__Tasks to perform__:
A: According to the Ranthambhore piece, how many bird species have been recorded in the park?
B: Pick up the Ranthambhore piece after its final sentence and keep writing it.

As my eyes followed a flock of birds into the never ending sky, a huge noise was created by the wild boars scrambling off the slush into nearby forest. An eerie silence followed for a few moments as my jeep driver hurriedly whispered " Saab tiger dekho", pointing out to the grasses near where the wild boars were grazing. I scanned entire length of the grassland through my field glasses but nowhere was the king of the jungle in sight. It was gone as soon as it had come. A small distance away, the silence of the evening was shattered by the desperate cries of chitals and langurs, warning their brethren of the impending danger. The sambar stopped grazing and very nervously began to move out of the water one by one, not knowing what the dense forests held out to them. I was at Ranathambhore, among the richest national parks of India- both in natural wealth and history. The 1000 year old Ranathambhore forest over looked this north western limit of the royal Bengal tiger amidst the forest clothed Aravalli and Vindhya hill ranges.


From a common man interested in spending some time amidst nature to a serious wildlife photographer eager to capture the rarest wildlife images, Ranthambhore is a paradise. The tigers of Ranthambhore are perhaps the most photographed in India. The open forests, lush meadows, many water spots offer good oppurtunity for any one interested in sighting this pride of India's natural wealth, which is not as easy in many of the other well known forests. The stealthy leopard, elusive jungle cat, laughing hyaena, scavenger jackal, willy fox and the highly endangered caracal are among the other carnivores here. Herbivores like sambar, chital are found in plenty, while Bluebull or Nilgai, can be seen even on the outskirts of the park. Wild boar, chinkara (Indian gazzelle), mongoose, hare are the other animals likely to be seen. Birds like Indian tree pie are commonly sighted and water birds including storks and many migratory ducks abound the lakes. There are particular spots in the park to watch rare birds like collared scops owl. Most of the 270 species of birds recorded here, like the animals are used to tourists, hence photographing them is not difficult.

The habitat of Ranthambore National Park along with lakes, as seen from atop the 1000-year old Ranthambore Fort
The vegetation is very interesting with grasses overgrowing plateaus and dense forests following the seasonal streams. The forest type is mainly tropical dry decidous and dhak, a species of tree capable of withstanding long periods of drought, is the commonest. Also many flowering species, particularly 'flame of forest' (Butea monosperma) add colour to the dry summers. Many huge banyan trees can be seen around the three big lakes padam talav, mallik talav and raj bagh which stud the forest like some costly pearls in a priceless jewellery.

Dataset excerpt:
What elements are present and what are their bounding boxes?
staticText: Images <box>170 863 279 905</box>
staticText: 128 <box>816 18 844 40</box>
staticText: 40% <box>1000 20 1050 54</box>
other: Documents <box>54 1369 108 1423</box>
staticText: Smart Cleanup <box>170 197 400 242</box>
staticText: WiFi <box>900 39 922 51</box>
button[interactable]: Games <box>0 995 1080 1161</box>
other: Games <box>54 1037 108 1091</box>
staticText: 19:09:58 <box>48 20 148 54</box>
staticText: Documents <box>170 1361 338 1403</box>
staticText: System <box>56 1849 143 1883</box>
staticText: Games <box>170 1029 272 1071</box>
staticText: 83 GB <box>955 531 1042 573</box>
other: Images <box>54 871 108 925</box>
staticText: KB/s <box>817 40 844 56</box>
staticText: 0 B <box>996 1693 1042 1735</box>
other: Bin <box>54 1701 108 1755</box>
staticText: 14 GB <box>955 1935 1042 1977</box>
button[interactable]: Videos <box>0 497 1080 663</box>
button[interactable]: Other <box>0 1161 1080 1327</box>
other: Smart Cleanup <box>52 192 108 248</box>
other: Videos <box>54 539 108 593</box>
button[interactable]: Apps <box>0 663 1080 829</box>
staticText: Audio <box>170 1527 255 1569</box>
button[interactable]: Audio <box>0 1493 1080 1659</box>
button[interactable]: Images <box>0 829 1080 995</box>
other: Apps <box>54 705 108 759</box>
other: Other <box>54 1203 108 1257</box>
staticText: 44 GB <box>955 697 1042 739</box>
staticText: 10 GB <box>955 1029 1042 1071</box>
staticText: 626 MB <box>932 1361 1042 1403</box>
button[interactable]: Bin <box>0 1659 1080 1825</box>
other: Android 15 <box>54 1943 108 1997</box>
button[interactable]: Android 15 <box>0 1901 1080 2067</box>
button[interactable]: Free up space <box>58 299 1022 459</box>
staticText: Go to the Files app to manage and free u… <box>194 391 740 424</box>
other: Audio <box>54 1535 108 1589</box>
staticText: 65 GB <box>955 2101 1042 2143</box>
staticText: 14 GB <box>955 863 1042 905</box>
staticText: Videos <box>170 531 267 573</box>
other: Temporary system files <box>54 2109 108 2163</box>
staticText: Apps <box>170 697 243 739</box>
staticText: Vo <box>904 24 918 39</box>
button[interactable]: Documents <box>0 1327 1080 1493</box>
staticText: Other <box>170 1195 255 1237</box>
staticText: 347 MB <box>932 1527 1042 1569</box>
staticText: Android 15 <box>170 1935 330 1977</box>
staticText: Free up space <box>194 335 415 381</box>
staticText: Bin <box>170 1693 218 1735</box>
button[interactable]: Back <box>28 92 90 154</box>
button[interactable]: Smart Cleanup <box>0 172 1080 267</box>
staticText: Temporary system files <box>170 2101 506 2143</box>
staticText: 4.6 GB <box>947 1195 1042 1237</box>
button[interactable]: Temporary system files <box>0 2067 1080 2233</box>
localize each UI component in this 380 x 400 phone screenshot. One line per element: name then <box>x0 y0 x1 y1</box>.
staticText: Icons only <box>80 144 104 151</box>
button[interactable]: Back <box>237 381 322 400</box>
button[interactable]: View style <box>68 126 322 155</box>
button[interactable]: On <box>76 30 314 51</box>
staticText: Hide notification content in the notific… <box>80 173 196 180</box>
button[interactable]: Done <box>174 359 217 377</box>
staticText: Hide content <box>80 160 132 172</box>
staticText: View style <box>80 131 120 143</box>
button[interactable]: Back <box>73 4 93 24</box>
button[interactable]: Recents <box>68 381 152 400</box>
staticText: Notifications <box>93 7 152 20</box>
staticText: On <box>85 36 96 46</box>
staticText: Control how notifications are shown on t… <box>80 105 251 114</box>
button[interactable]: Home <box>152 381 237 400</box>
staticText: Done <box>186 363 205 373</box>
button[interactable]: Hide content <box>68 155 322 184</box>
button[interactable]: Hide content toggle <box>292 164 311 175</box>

__Task responses__:
A: 270

B:
Wildlife is just one of the many reasons to visit Ranthambhore. The Ranthambhore fort from which the forests derive their name, has a long and rich history of 1000 years. The fort is strategically located atop a 700 feet hill within the park. The fort is believed to have been built in 944 AD by a Chauhan ruler and was once considered among the strongest in North India. The fort was the scene of many bloody wars between the local rulers and muslim invaders. The picturesque views from atop the fort are worth a hard climb. All along the climb a number of interesting monuments can be seen. The Ganesh temple on top of the fort attracts more than 1 lakh people during the annual fair in September. An old dargah within the fort is also worth visiting. But visitors to the fort have to be very careful of troops of hanuman langurs waiting in ambush to snatch away any edibles.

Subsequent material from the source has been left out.